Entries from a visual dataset
▼

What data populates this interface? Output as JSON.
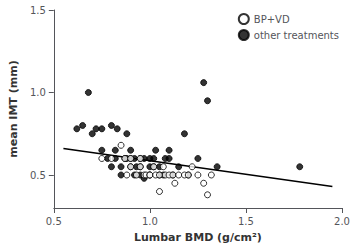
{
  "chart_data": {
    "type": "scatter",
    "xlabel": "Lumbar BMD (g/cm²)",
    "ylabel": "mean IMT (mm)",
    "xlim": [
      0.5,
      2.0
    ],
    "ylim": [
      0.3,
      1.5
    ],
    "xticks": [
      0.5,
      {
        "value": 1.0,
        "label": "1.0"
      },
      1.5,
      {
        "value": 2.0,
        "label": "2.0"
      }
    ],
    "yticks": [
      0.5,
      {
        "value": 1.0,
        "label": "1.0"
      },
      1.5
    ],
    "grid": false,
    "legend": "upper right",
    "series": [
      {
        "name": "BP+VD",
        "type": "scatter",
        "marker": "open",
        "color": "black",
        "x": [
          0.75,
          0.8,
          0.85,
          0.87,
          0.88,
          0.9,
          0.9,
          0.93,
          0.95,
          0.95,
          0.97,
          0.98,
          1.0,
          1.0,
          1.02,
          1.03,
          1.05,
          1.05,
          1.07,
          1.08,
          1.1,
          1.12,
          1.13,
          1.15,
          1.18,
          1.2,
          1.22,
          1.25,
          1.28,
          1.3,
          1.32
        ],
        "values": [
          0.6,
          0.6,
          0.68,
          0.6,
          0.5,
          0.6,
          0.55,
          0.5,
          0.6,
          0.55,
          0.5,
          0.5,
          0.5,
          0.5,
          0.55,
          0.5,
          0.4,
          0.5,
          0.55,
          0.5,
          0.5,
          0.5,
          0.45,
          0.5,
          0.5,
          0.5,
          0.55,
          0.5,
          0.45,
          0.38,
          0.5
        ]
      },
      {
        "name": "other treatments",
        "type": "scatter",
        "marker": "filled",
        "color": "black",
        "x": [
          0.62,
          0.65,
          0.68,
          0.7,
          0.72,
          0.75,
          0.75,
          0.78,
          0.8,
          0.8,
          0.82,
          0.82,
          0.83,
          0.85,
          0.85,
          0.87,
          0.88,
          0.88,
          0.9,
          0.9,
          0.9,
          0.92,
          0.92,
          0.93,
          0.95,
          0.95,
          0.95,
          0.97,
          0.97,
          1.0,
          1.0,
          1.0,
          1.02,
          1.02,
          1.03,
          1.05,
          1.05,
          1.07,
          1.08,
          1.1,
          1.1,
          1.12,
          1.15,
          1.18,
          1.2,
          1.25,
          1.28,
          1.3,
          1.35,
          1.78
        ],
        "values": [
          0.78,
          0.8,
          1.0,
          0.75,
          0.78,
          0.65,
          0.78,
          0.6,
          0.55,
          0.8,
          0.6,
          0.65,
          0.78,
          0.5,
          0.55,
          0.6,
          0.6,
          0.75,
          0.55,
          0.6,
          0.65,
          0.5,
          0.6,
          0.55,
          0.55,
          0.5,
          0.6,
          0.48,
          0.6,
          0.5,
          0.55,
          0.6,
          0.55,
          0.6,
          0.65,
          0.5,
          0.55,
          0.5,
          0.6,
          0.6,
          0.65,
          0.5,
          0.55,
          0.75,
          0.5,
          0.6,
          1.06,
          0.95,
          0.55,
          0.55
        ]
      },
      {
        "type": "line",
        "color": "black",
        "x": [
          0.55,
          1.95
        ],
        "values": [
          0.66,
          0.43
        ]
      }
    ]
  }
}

▲

Every record above must be given again exactly; drop the pictures.

▸ Answer to this exercise
What data populates this interface? Output as JSON.
{
  "chart_data": {
    "type": "scatter",
    "xlabel": "Lumbar BMD (g/cm²)",
    "ylabel": "mean IMT (mm)",
    "xlim": [
      0.5,
      2.0
    ],
    "ylim": [
      0.3,
      1.5
    ],
    "xticks": [
      0.5,
      {
        "value": 1.0,
        "label": "1.0"
      },
      1.5,
      {
        "value": 2.0,
        "label": "2.0"
      }
    ],
    "yticks": [
      0.5,
      {
        "value": 1.0,
        "label": "1.0"
      },
      1.5
    ],
    "grid": false,
    "legend": "upper right",
    "series": [
      {
        "name": "BP+VD",
        "type": "scatter",
        "marker": "open",
        "color": "black",
        "x": [
          0.75,
          0.8,
          0.85,
          0.87,
          0.88,
          0.9,
          0.9,
          0.93,
          0.95,
          0.95,
          0.97,
          0.98,
          1.0,
          1.0,
          1.02,
          1.03,
          1.05,
          1.05,
          1.07,
          1.08,
          1.1,
          1.12,
          1.13,
          1.15,
          1.18,
          1.2,
          1.22,
          1.25,
          1.28,
          1.3,
          1.32
        ],
        "values": [
          0.6,
          0.6,
          0.68,
          0.6,
          0.5,
          0.6,
          0.55,
          0.5,
          0.6,
          0.55,
          0.5,
          0.5,
          0.5,
          0.5,
          0.55,
          0.5,
          0.4,
          0.5,
          0.55,
          0.5,
          0.5,
          0.5,
          0.45,
          0.5,
          0.5,
          0.5,
          0.55,
          0.5,
          0.45,
          0.38,
          0.5
        ]
      },
      {
        "name": "other treatments",
        "type": "scatter",
        "marker": "filled",
        "color": "black",
        "x": [
          0.62,
          0.65,
          0.68,
          0.7,
          0.72,
          0.75,
          0.75,
          0.78,
          0.8,
          0.8,
          0.82,
          0.82,
          0.83,
          0.85,
          0.85,
          0.87,
          0.88,
          0.88,
          0.9,
          0.9,
          0.9,
          0.92,
          0.92,
          0.93,
          0.95,
          0.95,
          0.95,
          0.97,
          0.97,
          1.0,
          1.0,
          1.0,
          1.02,
          1.02,
          1.03,
          1.05,
          1.05,
          1.07,
          1.08,
          1.1,
          1.1,
          1.12,
          1.15,
          1.18,
          1.2,
          1.25,
          1.28,
          1.3,
          1.35,
          1.78
        ],
        "values": [
          0.78,
          0.8,
          1.0,
          0.75,
          0.78,
          0.65,
          0.78,
          0.6,
          0.55,
          0.8,
          0.6,
          0.65,
          0.78,
          0.5,
          0.55,
          0.6,
          0.6,
          0.75,
          0.55,
          0.6,
          0.65,
          0.5,
          0.6,
          0.55,
          0.55,
          0.5,
          0.6,
          0.48,
          0.6,
          0.5,
          0.55,
          0.6,
          0.55,
          0.6,
          0.65,
          0.5,
          0.55,
          0.5,
          0.6,
          0.6,
          0.65,
          0.5,
          0.55,
          0.75,
          0.5,
          0.6,
          1.06,
          0.95,
          0.55,
          0.55
        ]
      },
      {
        "type": "line",
        "color": "black",
        "x": [
          0.55,
          1.95
        ],
        "values": [
          0.66,
          0.43
        ]
      }
    ]
  }
}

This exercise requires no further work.